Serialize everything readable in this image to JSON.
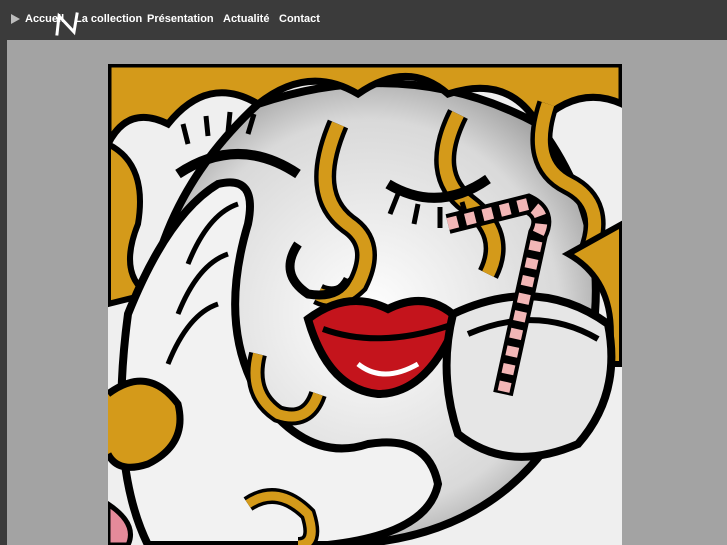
{
  "nav": {
    "arrow_icon": "play-arrow-icon",
    "items": [
      {
        "label": "Accueil",
        "active": true
      },
      {
        "label": "La collection",
        "active": false
      },
      {
        "label": "Présentation",
        "active": false
      },
      {
        "label": "Actualité",
        "active": false
      },
      {
        "label": "Contact",
        "active": false
      }
    ]
  },
  "logo": {
    "icon": "n-logo-icon"
  },
  "artwork": {
    "icon": "pop-art-painting-image"
  },
  "colors": {
    "nav_background": "#3b3b3b",
    "page_background": "#a3a3a3",
    "nav_text": "#ffffff",
    "hair_gold": "#d49a1a",
    "lips_red": "#c4141c"
  }
}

*****

**YOUR OBJECTIVE**
Excluding the pictures, restate the records above word for word.

**RESULT BELOW**
Serialize everything readable in this image to JSON.
{
  "nav": {
    "arrow_icon": "play-arrow-icon",
    "items": [
      {
        "label": "Accueil",
        "active": true
      },
      {
        "label": "La collection",
        "active": false
      },
      {
        "label": "Présentation",
        "active": false
      },
      {
        "label": "Actualité",
        "active": false
      },
      {
        "label": "Contact",
        "active": false
      }
    ]
  },
  "logo": {
    "icon": "n-logo-icon"
  },
  "artwork": {
    "icon": "pop-art-painting-image"
  },
  "colors": {
    "nav_background": "#3b3b3b",
    "page_background": "#a3a3a3",
    "nav_text": "#ffffff",
    "hair_gold": "#d49a1a",
    "lips_red": "#c4141c"
  }
}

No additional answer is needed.